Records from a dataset
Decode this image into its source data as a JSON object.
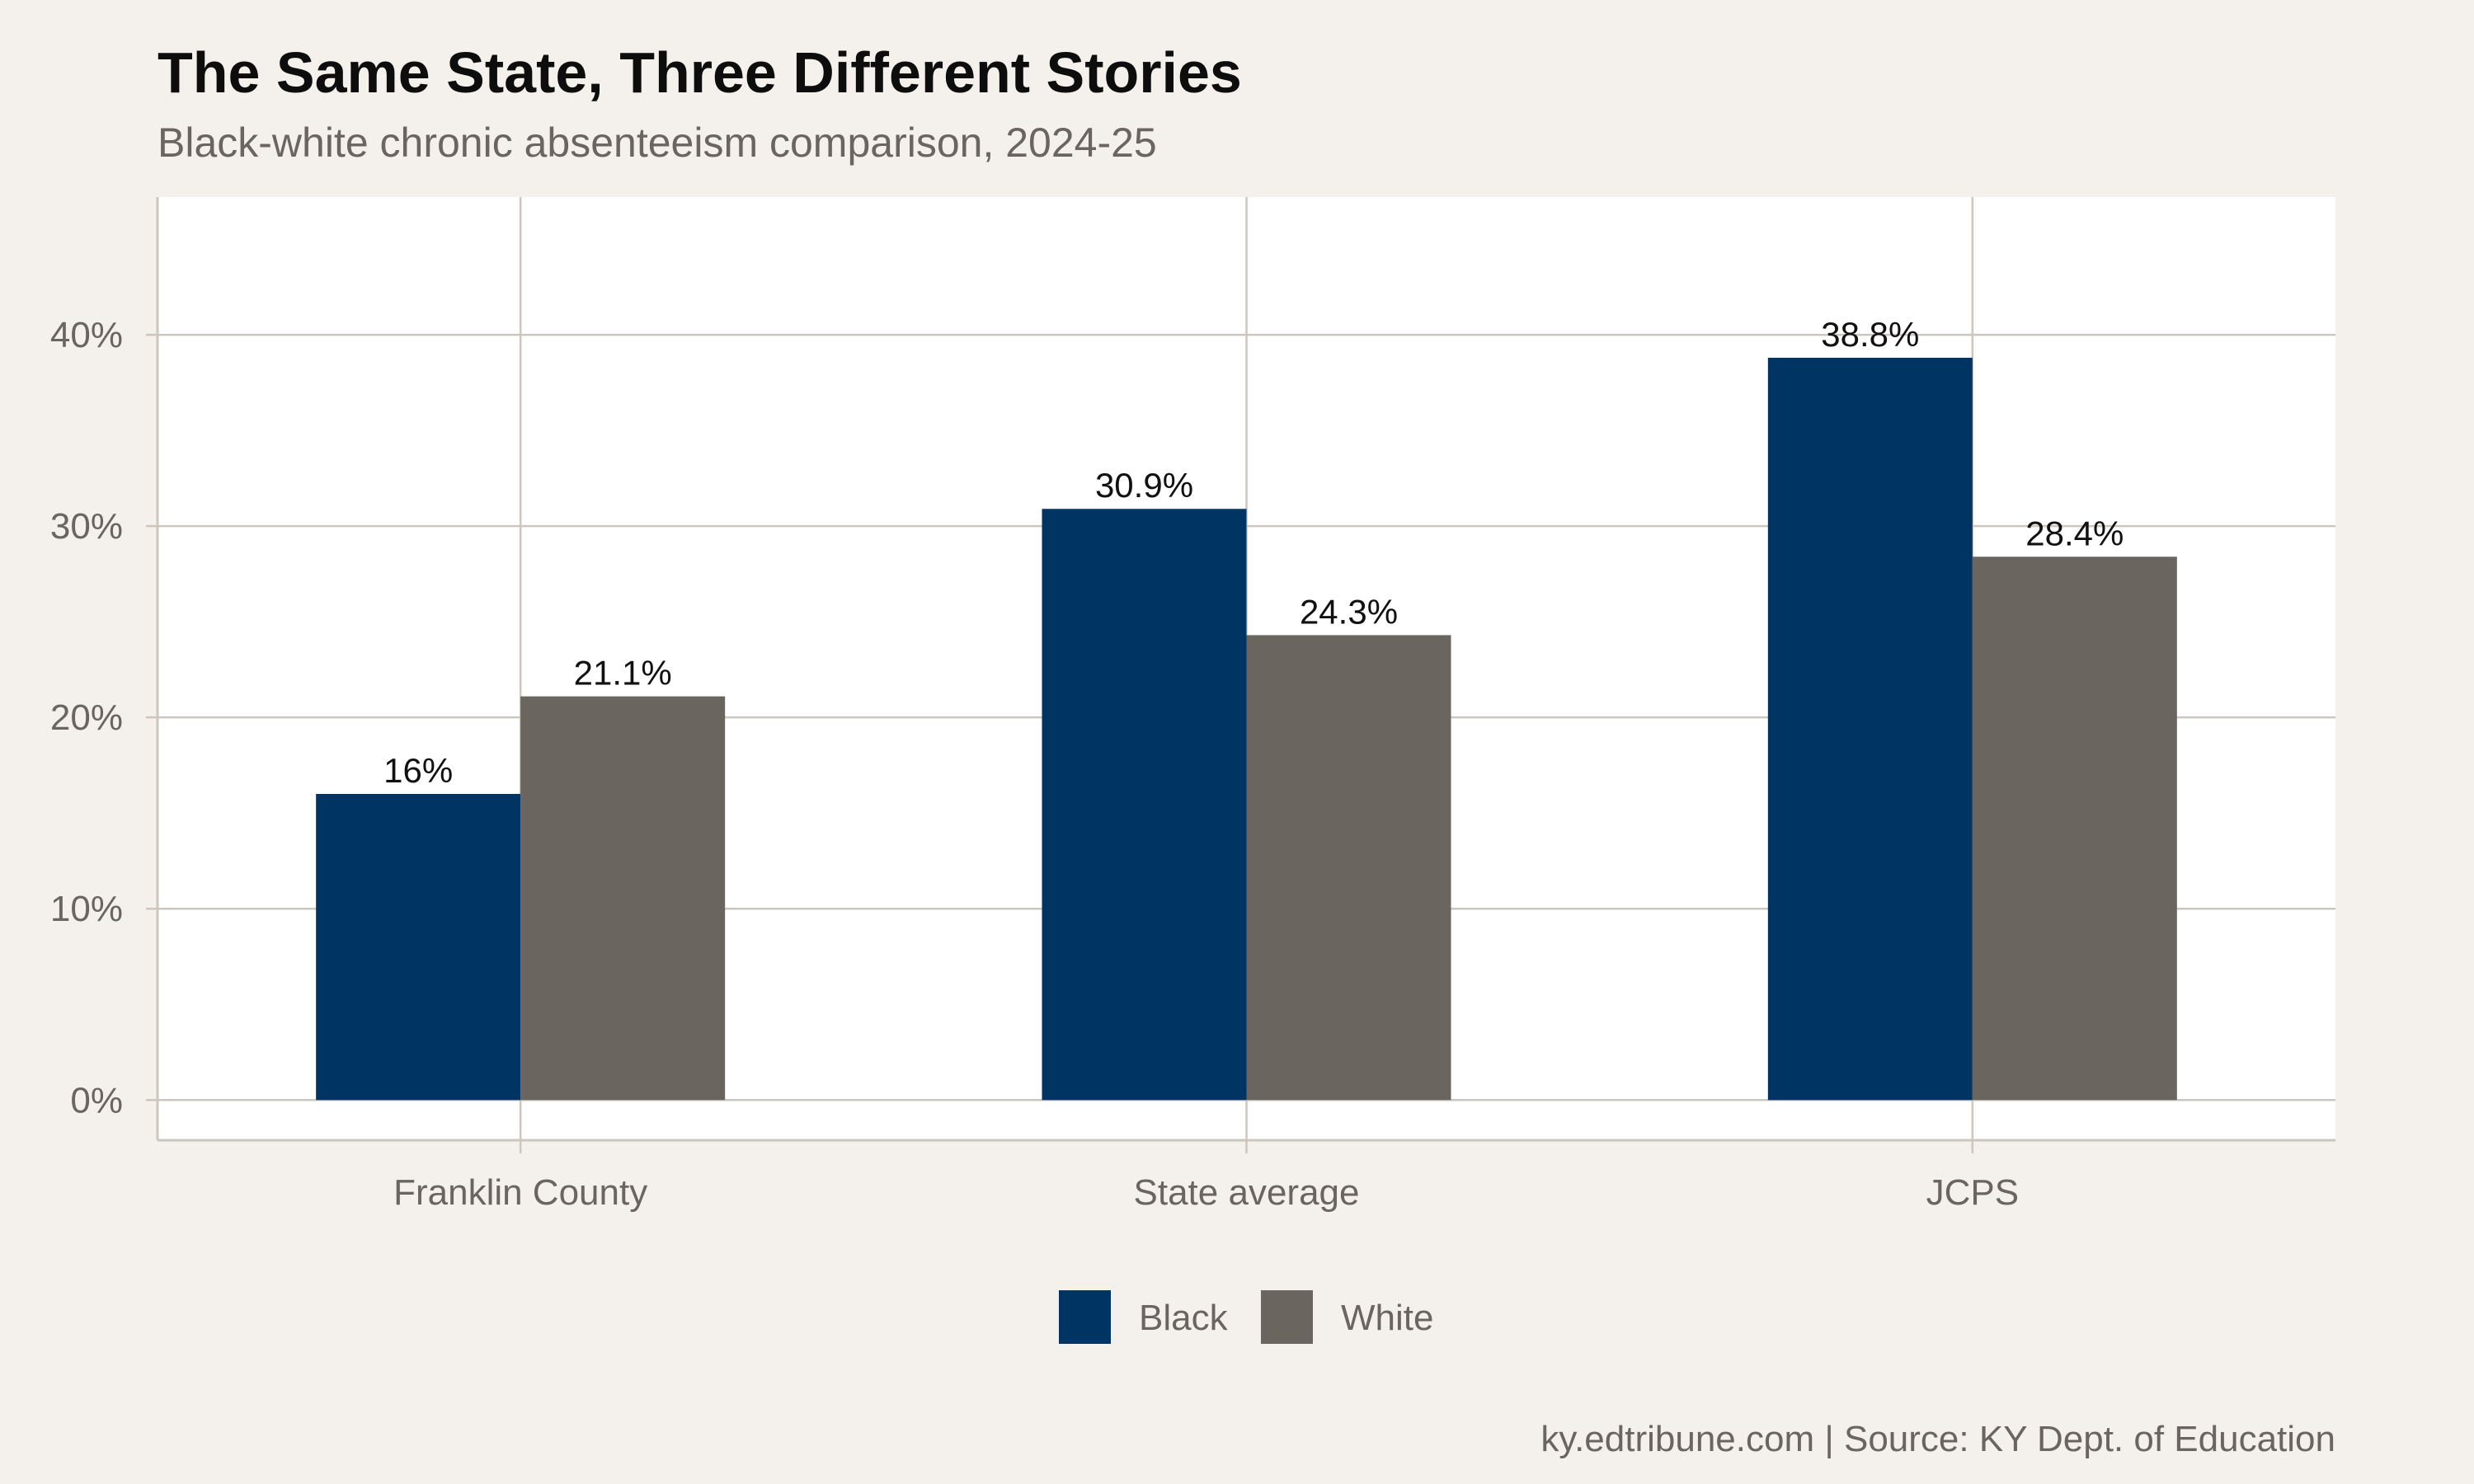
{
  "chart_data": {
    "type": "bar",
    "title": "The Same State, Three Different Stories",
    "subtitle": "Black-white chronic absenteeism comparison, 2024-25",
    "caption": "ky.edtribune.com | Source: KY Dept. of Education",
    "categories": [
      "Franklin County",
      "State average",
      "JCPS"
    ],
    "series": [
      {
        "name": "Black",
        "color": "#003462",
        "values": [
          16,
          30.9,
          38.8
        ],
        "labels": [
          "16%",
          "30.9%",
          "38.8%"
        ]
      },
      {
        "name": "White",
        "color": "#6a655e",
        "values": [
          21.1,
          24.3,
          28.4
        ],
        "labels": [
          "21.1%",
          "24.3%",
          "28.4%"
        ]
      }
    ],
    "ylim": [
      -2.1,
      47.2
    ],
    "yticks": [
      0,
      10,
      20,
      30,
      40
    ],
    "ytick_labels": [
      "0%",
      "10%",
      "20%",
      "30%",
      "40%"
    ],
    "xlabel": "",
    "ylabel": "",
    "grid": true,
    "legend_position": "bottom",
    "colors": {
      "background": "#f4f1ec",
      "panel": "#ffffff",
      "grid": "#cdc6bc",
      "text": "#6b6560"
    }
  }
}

> [Exercise details]:
From start to finish, output the listing exactly, but omit its pictures.

> [Solved exercise]:
Decode this image into its source data as a JSON object.
{
  "chart_data": {
    "type": "bar",
    "title": "The Same State, Three Different Stories",
    "subtitle": "Black-white chronic absenteeism comparison, 2024-25",
    "caption": "ky.edtribune.com | Source: KY Dept. of Education",
    "categories": [
      "Franklin County",
      "State average",
      "JCPS"
    ],
    "series": [
      {
        "name": "Black",
        "color": "#003462",
        "values": [
          16,
          30.9,
          38.8
        ],
        "labels": [
          "16%",
          "30.9%",
          "38.8%"
        ]
      },
      {
        "name": "White",
        "color": "#6a655e",
        "values": [
          21.1,
          24.3,
          28.4
        ],
        "labels": [
          "21.1%",
          "24.3%",
          "28.4%"
        ]
      }
    ],
    "ylim": [
      -2.1,
      47.2
    ],
    "yticks": [
      0,
      10,
      20,
      30,
      40
    ],
    "ytick_labels": [
      "0%",
      "10%",
      "20%",
      "30%",
      "40%"
    ],
    "xlabel": "",
    "ylabel": "",
    "grid": true,
    "legend_position": "bottom",
    "colors": {
      "background": "#f4f1ec",
      "panel": "#ffffff",
      "grid": "#cdc6bc",
      "text": "#6b6560"
    }
  }
}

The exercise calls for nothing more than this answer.